◆ **YOUR OBJECTIVE**:
Where the word "EURO" occurs in a line, return that line.
%%
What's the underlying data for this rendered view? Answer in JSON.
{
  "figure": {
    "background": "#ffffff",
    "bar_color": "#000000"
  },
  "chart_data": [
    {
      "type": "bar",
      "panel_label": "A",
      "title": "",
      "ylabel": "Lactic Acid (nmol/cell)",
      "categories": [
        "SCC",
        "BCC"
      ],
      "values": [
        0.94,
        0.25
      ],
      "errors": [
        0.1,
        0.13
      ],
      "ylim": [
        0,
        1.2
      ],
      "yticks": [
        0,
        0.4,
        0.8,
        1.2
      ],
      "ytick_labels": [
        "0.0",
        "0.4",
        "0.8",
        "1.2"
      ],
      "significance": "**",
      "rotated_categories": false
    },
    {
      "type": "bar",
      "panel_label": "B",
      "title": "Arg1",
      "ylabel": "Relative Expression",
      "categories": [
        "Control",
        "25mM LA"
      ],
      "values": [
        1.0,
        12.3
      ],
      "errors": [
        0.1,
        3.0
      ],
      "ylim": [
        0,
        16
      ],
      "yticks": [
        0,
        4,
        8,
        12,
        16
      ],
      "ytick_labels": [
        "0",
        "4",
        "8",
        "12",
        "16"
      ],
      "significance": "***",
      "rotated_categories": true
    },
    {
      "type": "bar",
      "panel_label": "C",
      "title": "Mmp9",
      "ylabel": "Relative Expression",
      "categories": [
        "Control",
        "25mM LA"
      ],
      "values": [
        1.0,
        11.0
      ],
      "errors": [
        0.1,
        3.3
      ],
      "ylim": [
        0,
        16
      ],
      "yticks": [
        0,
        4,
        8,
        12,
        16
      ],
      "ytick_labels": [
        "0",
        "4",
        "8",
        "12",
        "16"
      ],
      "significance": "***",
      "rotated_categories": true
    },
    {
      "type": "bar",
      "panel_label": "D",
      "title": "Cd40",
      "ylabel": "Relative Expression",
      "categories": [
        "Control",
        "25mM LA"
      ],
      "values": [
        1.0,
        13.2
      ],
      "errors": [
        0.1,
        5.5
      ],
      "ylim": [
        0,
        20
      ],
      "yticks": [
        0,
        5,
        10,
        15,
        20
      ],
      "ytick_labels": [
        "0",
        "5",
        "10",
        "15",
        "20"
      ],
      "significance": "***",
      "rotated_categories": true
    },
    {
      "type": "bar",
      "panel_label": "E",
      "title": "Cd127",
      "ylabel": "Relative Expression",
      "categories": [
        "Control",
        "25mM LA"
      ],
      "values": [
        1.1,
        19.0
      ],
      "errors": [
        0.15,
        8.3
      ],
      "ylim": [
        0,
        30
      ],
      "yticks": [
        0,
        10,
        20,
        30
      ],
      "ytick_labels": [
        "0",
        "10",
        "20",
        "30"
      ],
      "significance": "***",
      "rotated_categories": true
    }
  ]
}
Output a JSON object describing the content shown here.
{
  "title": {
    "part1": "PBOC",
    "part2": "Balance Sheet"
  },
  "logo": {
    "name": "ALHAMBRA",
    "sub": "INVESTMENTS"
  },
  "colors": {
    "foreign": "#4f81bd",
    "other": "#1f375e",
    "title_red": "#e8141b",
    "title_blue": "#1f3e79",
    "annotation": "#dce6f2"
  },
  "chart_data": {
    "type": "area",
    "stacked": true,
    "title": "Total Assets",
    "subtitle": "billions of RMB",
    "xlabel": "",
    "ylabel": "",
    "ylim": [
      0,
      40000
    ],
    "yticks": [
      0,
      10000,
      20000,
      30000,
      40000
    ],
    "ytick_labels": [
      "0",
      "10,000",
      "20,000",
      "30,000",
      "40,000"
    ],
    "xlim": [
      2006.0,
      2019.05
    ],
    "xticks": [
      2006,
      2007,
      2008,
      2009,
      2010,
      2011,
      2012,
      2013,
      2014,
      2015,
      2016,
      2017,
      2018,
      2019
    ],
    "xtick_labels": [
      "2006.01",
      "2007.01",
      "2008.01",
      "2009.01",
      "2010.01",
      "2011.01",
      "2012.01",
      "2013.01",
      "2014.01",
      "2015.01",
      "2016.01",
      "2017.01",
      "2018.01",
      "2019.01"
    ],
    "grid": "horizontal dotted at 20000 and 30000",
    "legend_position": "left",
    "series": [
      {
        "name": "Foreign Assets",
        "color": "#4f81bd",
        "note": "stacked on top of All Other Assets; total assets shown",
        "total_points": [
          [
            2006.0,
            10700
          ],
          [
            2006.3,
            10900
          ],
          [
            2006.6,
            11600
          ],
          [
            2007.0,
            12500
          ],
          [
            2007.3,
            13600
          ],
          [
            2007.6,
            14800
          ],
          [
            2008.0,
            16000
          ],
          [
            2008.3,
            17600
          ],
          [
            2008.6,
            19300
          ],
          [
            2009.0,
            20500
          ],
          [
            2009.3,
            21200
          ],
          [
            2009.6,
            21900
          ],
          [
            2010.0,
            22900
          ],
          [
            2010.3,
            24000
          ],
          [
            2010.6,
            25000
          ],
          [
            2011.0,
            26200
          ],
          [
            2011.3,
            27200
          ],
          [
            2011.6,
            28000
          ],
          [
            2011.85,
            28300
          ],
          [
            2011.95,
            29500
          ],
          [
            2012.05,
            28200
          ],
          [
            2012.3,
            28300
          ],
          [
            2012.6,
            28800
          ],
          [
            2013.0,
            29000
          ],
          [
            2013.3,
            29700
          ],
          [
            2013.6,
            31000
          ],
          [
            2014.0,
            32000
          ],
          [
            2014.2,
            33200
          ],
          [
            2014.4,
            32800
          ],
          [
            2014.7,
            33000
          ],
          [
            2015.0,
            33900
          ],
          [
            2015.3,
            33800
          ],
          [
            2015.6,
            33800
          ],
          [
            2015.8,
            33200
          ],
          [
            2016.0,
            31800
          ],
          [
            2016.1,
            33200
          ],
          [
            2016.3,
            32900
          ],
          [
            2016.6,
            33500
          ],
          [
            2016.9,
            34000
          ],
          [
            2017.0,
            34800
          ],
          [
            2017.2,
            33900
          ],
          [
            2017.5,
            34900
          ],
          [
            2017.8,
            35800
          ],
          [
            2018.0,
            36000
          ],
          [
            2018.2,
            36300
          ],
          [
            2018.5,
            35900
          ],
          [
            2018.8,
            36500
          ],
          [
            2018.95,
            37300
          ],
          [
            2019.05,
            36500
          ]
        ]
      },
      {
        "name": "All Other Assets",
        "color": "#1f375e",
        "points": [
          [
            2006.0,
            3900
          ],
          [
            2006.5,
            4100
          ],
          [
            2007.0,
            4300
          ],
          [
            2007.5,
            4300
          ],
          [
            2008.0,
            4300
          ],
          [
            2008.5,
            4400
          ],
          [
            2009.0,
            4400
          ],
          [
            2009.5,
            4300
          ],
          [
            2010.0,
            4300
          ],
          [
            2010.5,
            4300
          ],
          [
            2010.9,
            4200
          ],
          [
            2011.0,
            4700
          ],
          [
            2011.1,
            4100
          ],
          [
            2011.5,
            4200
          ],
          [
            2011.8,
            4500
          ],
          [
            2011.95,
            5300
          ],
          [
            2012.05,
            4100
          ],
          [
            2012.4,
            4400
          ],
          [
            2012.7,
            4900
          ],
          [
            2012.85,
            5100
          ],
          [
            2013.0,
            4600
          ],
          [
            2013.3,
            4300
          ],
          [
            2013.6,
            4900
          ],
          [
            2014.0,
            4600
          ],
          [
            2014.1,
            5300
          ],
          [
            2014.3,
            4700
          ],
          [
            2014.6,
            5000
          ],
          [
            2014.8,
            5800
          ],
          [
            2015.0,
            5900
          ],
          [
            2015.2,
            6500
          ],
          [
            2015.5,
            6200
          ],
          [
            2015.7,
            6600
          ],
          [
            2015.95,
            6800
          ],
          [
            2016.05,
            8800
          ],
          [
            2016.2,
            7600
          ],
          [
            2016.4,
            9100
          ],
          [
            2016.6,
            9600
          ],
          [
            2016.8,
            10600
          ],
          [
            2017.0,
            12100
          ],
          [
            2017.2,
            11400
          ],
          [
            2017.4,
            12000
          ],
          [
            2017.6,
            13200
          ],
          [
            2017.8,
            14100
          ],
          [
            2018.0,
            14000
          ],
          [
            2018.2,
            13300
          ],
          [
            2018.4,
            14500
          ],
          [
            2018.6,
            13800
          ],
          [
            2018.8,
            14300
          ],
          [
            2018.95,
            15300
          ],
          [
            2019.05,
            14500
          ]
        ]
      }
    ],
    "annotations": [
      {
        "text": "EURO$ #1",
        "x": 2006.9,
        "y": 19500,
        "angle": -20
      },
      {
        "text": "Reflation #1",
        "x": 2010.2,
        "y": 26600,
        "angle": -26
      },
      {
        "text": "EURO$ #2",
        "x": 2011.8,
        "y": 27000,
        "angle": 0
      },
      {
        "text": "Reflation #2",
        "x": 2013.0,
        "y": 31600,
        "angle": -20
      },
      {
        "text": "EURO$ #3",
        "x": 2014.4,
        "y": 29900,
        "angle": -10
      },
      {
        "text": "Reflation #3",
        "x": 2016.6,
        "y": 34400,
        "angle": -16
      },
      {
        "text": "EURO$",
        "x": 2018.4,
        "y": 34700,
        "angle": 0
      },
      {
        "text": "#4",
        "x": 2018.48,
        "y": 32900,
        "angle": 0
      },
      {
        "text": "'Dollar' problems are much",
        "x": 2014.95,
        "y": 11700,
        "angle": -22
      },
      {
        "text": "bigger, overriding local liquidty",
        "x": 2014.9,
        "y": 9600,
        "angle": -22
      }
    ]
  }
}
%%
◆ **RESPONSE**:
        "text": "EURO$ #1",
        "text": "EURO$ #2",
        "text": "EURO$ #3",
        "text": "EURO$",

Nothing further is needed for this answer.